▶ [Entries supplied]:
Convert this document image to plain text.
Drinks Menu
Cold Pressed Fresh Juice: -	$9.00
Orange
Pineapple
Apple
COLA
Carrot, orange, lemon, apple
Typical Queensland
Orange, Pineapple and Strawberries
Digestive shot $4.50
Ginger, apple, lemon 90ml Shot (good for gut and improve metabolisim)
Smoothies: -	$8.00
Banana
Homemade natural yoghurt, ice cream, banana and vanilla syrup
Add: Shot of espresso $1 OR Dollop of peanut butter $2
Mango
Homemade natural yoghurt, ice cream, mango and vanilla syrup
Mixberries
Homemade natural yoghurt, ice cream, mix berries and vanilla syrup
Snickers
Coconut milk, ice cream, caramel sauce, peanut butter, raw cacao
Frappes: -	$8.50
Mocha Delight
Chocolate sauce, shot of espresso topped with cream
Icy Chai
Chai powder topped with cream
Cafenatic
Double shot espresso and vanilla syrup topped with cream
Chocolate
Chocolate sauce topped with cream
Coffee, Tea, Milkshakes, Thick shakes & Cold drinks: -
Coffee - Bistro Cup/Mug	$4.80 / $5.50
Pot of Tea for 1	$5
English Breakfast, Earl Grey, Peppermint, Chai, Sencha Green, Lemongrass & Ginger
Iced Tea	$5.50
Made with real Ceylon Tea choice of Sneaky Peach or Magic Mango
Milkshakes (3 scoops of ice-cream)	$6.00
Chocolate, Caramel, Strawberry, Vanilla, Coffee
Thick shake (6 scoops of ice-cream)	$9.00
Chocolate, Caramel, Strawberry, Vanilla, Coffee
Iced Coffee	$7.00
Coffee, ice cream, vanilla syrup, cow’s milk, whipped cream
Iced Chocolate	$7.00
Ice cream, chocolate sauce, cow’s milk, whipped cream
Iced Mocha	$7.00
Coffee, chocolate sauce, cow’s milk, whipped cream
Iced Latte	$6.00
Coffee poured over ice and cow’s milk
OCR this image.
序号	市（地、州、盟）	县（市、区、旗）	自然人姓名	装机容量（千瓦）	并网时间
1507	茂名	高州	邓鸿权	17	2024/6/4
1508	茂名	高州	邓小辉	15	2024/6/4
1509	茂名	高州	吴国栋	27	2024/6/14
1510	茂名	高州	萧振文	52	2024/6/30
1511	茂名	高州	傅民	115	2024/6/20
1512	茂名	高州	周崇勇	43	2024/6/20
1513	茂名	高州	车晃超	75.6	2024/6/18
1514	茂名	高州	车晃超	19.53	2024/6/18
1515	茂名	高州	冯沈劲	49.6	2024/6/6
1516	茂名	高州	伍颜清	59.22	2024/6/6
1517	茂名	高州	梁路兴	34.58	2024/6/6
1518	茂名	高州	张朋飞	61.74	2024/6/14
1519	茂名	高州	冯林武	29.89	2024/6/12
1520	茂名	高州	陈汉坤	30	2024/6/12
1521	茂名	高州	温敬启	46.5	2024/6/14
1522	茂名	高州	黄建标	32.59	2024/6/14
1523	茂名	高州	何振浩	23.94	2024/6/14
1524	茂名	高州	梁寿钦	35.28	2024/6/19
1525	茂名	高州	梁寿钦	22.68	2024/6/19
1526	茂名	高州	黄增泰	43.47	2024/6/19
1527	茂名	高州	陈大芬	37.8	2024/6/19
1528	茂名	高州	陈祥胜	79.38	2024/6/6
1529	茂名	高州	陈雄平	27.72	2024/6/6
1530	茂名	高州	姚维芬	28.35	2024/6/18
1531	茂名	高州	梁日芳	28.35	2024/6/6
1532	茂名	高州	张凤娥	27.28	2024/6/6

▶ [Set task]: Repeat only the lines from the one holding "OCR this image." through the last line of the data.

▶ [Answer for this exercise]:
OCR this image.
序号	市（地、州、盟）	县（市、区、旗）	自然人姓名	装机容量（千瓦）	并网时间
1507	茂名	高州	邓鸿权	17	2024/6/4
1508	茂名	高州	邓小辉	15	2024/6/4
1509	茂名	高州	吴国栋	27	2024/6/14
1510	茂名	高州	萧振文	52	2024/6/30
1511	茂名	高州	傅民	115	2024/6/20
1512	茂名	高州	周崇勇	43	2024/6/20
1513	茂名	高州	车晃超	75.6	2024/6/18
1514	茂名	高州	车晃超	19.53	2024/6/18
1515	茂名	高州	冯沈劲	49.6	2024/6/6
1516	茂名	高州	伍颜清	59.22	2024/6/6
1517	茂名	高州	梁路兴	34.58	2024/6/6
1518	茂名	高州	张朋飞	61.74	2024/6/14
1519	茂名	高州	冯林武	29.89	2024/6/12
1520	茂名	高州	陈汉坤	30	2024/6/12
1521	茂名	高州	温敬启	46.5	2024/6/14
1522	茂名	高州	黄建标	32.59	2024/6/14
1523	茂名	高州	何振浩	23.94	2024/6/14
1524	茂名	高州	梁寿钦	35.28	2024/6/19
1525	茂名	高州	梁寿钦	22.68	2024/6/19
1526	茂名	高州	黄增泰	43.47	2024/6/19
1527	茂名	高州	陈大芬	37.8	2024/6/19
1528	茂名	高州	陈祥胜	79.38	2024/6/6
1529	茂名	高州	陈雄平	27.72	2024/6/6
1530	茂名	高州	姚维芬	28.35	2024/6/18
1531	茂名	高州	梁日芳	28.35	2024/6/6
1532	茂名	高州	张凤娥	27.28	2024/6/6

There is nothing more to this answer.